PROBLEM TO SOLVE: Identify the lines that contain the word "text" and copy each one.

* Start *

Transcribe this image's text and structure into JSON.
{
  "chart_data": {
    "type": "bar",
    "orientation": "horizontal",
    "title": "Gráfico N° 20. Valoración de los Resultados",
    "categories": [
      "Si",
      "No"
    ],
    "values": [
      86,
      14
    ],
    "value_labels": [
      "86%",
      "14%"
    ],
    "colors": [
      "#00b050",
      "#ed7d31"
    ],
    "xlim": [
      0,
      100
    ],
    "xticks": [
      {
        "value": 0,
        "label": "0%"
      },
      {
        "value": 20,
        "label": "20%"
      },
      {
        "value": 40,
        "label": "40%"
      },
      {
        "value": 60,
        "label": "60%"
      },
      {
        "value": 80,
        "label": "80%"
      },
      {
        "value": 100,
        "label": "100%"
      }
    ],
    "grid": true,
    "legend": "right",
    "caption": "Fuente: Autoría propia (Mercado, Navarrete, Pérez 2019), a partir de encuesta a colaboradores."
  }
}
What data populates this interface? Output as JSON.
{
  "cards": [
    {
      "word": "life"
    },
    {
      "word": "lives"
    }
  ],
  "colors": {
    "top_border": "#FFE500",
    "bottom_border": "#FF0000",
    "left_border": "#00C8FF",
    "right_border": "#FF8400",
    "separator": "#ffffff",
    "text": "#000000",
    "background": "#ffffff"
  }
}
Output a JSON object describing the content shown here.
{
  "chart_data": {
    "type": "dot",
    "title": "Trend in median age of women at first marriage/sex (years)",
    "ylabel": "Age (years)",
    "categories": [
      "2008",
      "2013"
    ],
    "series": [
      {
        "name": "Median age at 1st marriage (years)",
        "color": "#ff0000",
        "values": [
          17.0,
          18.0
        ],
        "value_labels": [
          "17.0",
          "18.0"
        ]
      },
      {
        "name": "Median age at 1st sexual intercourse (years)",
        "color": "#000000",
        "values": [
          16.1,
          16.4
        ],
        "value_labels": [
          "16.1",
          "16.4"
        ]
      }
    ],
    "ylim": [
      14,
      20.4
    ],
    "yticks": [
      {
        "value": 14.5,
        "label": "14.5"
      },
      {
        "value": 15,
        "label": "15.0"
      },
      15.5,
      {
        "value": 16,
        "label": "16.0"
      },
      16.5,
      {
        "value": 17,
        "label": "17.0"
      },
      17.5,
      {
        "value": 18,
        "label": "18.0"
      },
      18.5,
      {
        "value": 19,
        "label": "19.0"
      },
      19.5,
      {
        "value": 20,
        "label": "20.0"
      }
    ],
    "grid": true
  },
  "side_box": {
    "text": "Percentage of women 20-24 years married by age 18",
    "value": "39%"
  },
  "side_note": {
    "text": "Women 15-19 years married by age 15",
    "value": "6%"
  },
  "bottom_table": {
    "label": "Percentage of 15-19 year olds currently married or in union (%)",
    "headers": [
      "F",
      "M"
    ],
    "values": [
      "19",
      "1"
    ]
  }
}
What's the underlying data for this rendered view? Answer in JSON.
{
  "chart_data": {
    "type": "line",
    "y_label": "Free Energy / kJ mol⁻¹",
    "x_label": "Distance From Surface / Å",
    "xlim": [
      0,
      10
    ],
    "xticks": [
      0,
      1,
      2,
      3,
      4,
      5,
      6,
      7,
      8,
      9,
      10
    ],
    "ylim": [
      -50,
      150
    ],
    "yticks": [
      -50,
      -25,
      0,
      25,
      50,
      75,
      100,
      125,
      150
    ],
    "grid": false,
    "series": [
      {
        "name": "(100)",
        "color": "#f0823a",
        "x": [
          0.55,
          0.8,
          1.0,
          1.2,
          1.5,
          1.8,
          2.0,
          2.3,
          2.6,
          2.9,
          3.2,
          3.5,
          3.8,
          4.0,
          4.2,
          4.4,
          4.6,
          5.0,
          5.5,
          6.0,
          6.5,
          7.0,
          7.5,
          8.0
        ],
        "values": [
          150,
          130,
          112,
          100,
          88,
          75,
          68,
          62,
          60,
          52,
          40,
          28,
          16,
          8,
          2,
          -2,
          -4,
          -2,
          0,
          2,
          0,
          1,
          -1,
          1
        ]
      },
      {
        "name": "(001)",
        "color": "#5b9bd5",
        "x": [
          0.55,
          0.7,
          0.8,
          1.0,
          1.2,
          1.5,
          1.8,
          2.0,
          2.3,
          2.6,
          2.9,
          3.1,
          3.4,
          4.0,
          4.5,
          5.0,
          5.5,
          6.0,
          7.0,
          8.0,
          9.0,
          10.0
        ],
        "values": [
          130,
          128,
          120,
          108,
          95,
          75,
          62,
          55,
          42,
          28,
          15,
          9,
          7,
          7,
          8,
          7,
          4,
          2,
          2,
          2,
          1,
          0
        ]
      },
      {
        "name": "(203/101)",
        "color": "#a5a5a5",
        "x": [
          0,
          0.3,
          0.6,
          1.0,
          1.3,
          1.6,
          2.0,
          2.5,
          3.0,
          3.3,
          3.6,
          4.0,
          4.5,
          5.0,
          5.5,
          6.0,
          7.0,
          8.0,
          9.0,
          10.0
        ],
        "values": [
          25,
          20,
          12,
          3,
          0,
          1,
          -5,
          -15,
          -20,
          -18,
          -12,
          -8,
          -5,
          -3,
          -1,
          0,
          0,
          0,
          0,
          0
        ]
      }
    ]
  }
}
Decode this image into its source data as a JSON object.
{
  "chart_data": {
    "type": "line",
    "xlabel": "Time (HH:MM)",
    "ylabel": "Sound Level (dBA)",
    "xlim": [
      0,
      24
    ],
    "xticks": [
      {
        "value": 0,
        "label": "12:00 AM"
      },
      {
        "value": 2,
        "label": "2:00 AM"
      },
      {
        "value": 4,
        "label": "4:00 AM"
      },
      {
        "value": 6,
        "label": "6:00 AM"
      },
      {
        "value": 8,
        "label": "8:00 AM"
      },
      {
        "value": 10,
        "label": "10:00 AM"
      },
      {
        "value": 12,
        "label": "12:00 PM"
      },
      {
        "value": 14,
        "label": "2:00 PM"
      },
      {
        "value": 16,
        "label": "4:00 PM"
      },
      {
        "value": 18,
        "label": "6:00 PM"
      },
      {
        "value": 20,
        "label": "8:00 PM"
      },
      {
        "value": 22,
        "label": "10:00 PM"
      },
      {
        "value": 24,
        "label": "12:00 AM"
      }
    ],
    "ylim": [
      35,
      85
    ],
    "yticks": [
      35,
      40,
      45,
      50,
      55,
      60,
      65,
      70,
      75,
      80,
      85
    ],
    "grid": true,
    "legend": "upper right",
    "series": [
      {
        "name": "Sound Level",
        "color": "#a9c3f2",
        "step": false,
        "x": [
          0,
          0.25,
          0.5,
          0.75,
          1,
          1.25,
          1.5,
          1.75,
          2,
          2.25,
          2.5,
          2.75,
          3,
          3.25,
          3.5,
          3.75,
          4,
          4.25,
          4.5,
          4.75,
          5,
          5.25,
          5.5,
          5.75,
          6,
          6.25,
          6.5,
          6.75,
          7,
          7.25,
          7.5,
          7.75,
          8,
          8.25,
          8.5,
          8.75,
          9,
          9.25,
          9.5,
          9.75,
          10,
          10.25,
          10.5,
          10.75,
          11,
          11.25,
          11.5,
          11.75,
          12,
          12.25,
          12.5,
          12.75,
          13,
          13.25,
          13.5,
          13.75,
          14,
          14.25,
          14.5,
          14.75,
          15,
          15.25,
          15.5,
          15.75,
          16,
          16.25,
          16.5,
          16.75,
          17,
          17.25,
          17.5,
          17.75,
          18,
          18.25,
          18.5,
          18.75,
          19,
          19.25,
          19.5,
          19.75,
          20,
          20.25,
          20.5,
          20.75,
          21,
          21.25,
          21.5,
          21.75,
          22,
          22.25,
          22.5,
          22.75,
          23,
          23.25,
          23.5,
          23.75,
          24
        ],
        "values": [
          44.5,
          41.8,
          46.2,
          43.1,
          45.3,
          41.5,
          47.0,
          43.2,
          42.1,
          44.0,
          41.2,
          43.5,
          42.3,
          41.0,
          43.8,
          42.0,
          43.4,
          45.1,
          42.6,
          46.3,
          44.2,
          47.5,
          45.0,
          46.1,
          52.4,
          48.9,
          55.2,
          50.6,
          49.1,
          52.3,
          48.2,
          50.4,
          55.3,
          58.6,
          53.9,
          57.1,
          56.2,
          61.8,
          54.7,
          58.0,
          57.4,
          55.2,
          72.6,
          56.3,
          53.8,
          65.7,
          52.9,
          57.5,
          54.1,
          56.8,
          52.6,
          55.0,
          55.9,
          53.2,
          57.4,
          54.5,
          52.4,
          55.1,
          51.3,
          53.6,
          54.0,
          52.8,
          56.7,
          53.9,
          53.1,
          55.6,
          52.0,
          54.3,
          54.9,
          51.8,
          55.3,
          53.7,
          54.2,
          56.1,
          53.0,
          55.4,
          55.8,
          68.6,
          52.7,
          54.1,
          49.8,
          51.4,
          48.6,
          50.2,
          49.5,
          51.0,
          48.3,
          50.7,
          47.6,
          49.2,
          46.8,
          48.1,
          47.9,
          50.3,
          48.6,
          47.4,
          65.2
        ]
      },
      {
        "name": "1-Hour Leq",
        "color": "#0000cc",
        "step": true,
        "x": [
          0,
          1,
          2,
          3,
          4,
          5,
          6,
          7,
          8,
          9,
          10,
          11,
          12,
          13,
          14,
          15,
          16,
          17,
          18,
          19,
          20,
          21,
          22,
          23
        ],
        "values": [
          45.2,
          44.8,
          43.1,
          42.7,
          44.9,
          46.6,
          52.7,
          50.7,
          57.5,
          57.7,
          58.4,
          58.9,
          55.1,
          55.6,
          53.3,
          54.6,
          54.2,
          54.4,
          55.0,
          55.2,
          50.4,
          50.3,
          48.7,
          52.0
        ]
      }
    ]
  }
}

* End *

EXERCISE RESULT:
Transcribe this image's text and structure into JSON.
    "text": "#000000",
    "text": "Percentage of women 20-24 years married by age 18",
    "text": "Women 15-19 years married by age 15",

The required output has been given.